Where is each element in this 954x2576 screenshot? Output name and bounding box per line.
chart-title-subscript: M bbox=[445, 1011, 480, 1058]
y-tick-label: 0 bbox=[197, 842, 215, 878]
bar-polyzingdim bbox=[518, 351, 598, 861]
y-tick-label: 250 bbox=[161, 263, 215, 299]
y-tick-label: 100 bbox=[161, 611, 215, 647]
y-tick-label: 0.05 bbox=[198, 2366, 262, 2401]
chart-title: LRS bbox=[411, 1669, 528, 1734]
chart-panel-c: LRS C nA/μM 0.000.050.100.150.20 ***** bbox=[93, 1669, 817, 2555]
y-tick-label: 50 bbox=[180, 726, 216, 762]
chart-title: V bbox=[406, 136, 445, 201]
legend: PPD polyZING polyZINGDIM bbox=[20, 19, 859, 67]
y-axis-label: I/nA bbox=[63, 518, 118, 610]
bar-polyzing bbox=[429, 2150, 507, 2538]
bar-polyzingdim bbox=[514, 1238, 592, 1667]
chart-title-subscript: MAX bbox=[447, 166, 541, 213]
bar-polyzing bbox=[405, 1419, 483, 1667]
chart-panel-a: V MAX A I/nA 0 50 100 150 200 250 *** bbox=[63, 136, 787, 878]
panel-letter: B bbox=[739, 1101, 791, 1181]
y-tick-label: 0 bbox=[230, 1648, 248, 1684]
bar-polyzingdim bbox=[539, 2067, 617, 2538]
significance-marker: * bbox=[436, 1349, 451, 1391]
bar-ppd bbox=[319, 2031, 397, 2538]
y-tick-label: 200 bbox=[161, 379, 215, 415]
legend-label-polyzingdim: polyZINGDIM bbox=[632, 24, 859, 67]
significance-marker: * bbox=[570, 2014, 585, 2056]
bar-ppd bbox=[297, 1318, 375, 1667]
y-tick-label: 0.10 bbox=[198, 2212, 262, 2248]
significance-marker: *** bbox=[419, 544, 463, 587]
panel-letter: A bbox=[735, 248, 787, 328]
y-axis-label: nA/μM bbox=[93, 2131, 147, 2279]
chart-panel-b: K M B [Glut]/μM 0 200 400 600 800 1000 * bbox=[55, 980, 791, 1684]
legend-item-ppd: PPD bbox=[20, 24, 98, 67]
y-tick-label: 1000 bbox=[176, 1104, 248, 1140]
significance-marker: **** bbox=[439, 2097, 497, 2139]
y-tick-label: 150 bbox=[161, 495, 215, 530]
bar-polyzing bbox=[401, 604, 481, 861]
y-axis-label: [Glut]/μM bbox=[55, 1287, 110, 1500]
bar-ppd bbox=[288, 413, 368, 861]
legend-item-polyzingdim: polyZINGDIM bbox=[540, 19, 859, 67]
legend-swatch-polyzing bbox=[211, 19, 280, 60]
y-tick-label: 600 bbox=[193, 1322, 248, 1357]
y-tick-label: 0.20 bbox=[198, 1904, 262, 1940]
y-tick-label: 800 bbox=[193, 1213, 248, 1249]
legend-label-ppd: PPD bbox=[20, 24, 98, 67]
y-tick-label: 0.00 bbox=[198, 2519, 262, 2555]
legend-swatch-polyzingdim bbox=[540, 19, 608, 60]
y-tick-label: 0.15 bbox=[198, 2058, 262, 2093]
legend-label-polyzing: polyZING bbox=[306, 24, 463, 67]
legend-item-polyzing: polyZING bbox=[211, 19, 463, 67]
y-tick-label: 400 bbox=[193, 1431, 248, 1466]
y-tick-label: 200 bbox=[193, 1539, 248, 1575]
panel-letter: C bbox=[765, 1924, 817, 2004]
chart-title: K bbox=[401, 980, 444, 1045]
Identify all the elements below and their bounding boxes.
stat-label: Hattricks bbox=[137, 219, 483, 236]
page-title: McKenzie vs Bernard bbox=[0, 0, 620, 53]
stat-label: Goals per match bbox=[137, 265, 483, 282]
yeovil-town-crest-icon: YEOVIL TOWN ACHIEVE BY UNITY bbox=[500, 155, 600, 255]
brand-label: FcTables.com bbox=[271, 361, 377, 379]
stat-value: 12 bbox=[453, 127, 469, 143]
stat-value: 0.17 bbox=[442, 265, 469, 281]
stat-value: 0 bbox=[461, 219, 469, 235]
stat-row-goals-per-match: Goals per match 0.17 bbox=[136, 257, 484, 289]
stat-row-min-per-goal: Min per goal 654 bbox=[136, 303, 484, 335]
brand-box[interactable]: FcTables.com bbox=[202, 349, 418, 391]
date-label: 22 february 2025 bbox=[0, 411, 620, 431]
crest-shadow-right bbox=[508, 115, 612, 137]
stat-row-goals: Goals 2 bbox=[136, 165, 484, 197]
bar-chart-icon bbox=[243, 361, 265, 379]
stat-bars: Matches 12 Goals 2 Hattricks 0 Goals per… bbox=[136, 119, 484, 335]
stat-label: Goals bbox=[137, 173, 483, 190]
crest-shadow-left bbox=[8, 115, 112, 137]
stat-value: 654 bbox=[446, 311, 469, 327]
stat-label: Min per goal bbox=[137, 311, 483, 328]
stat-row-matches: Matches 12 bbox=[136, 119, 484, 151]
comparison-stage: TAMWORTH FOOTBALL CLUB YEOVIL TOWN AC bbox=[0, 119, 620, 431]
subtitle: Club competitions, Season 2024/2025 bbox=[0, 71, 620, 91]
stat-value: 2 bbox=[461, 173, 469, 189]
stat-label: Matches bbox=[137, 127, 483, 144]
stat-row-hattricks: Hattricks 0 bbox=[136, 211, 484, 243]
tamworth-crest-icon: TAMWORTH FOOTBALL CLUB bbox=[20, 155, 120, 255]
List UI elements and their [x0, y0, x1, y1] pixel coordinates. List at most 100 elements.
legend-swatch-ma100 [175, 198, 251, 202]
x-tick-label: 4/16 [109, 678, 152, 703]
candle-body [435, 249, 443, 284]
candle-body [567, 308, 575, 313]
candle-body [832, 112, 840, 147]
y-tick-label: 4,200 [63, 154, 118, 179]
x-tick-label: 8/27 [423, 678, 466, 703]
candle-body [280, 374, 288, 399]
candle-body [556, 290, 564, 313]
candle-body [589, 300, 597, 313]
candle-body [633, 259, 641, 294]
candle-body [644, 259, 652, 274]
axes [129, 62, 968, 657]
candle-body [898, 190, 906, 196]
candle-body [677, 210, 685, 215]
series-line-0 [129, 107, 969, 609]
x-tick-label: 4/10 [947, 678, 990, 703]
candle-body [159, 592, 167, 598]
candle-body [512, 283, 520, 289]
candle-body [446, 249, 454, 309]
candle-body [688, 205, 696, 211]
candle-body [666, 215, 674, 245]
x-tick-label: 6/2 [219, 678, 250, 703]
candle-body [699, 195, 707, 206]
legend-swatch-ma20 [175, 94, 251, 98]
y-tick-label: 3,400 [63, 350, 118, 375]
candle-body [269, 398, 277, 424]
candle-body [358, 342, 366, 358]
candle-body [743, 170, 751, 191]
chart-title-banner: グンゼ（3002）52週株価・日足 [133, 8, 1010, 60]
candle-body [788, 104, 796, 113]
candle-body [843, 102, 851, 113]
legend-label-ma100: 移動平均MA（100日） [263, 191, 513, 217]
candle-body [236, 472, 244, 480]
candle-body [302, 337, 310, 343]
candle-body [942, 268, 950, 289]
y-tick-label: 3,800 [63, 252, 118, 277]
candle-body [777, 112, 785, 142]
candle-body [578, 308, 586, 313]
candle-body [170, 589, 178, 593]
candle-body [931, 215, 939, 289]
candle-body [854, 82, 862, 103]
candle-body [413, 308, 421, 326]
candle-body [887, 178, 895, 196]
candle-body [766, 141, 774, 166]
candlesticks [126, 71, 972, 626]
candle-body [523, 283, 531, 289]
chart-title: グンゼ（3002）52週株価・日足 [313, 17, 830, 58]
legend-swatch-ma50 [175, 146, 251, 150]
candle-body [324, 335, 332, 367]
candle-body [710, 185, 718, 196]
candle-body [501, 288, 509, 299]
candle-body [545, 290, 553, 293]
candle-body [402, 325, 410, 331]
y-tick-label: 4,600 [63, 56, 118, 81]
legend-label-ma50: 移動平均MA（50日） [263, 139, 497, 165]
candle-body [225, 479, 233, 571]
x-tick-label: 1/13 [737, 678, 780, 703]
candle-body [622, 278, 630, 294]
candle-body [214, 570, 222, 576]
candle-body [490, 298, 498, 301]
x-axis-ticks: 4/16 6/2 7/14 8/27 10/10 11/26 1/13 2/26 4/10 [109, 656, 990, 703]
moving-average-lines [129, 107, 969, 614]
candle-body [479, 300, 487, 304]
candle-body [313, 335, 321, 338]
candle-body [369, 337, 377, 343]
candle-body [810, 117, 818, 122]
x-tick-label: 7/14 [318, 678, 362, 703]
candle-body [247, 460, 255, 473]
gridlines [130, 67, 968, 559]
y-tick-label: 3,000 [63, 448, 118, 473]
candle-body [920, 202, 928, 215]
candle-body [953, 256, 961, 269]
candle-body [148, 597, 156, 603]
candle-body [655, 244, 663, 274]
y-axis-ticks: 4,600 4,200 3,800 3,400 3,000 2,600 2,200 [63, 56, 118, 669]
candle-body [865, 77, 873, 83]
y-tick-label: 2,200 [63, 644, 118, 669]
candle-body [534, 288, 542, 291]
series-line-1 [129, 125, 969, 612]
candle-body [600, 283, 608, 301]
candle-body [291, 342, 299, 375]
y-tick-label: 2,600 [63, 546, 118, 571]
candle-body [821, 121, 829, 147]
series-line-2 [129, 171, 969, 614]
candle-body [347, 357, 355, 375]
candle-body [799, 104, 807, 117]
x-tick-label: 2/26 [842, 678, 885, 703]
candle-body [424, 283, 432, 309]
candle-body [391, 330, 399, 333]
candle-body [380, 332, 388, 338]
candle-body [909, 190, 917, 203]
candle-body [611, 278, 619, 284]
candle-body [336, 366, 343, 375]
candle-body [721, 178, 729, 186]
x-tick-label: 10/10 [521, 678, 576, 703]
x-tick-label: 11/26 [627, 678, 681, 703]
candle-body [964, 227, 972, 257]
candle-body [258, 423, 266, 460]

○ ○ ○ ○

■ WRITTEN EXERCISE
Rewrite the rows from the start through the line that contains "legend-swatch-polyzingdim bbox=[540, 19, 608, 60]", switching every "y-tick-label" to "y-axis-tick" and leaving everything else unchanged.

■ ANSWER TO THIS EXERCISE
Where is each element in this 954x2576 screenshot? Output name and bounding box per line.
chart-title-subscript: M bbox=[445, 1011, 480, 1058]
y-axis-tick: 0 bbox=[197, 842, 215, 878]
bar-polyzingdim bbox=[518, 351, 598, 861]
y-axis-tick: 250 bbox=[161, 263, 215, 299]
y-axis-tick: 100 bbox=[161, 611, 215, 647]
y-axis-tick: 0.05 bbox=[198, 2366, 262, 2401]
chart-title: LRS bbox=[411, 1669, 528, 1734]
chart-panel-c: LRS C nA/μM 0.000.050.100.150.20 ***** bbox=[93, 1669, 817, 2555]
y-axis-tick: 50 bbox=[180, 726, 216, 762]
chart-title: V bbox=[406, 136, 445, 201]
legend: PPD polyZING polyZINGDIM bbox=[20, 19, 859, 67]
y-axis-label: I/nA bbox=[63, 518, 118, 610]
bar-polyzing bbox=[429, 2150, 507, 2538]
bar-polyzingdim bbox=[514, 1238, 592, 1667]
chart-title-subscript: MAX bbox=[447, 166, 541, 213]
bar-polyzing bbox=[405, 1419, 483, 1667]
chart-panel-a: V MAX A I/nA 0 50 100 150 200 250 *** bbox=[63, 136, 787, 878]
panel-letter: B bbox=[739, 1101, 791, 1181]
y-axis-tick: 0 bbox=[230, 1648, 248, 1684]
bar-polyzingdim bbox=[539, 2067, 617, 2538]
significance-marker: * bbox=[436, 1349, 451, 1391]
bar-ppd bbox=[319, 2031, 397, 2538]
y-axis-tick: 200 bbox=[161, 379, 215, 415]
legend-label-polyzingdim: polyZINGDIM bbox=[632, 24, 859, 67]
significance-marker: * bbox=[570, 2014, 585, 2056]
bar-ppd bbox=[297, 1318, 375, 1667]
y-axis-tick: 0.10 bbox=[198, 2212, 262, 2248]
significance-marker: *** bbox=[419, 544, 463, 587]
panel-letter: A bbox=[735, 248, 787, 328]
y-axis-label: nA/μM bbox=[93, 2131, 147, 2279]
chart-panel-b: K M B [Glut]/μM 0 200 400 600 800 1000 * bbox=[55, 980, 791, 1684]
legend-item-ppd: PPD bbox=[20, 24, 98, 67]
y-axis-tick: 1000 bbox=[176, 1104, 248, 1140]
significance-marker: **** bbox=[439, 2097, 497, 2139]
y-axis-tick: 150 bbox=[161, 495, 215, 530]
bar-polyzing bbox=[401, 604, 481, 861]
y-axis-label: [Glut]/μM bbox=[55, 1287, 110, 1500]
bar-ppd bbox=[288, 413, 368, 861]
legend-item-polyzingdim: polyZINGDIM bbox=[540, 19, 859, 67]
legend-swatch-polyzing bbox=[211, 19, 280, 60]
y-axis-tick: 600 bbox=[193, 1322, 248, 1357]
y-axis-tick: 0.20 bbox=[198, 1904, 262, 1940]
y-axis-tick: 800 bbox=[193, 1213, 248, 1249]
legend-label-ppd: PPD bbox=[20, 24, 98, 67]
y-axis-tick: 0.00 bbox=[198, 2519, 262, 2555]
legend-swatch-polyzingdim bbox=[540, 19, 608, 60]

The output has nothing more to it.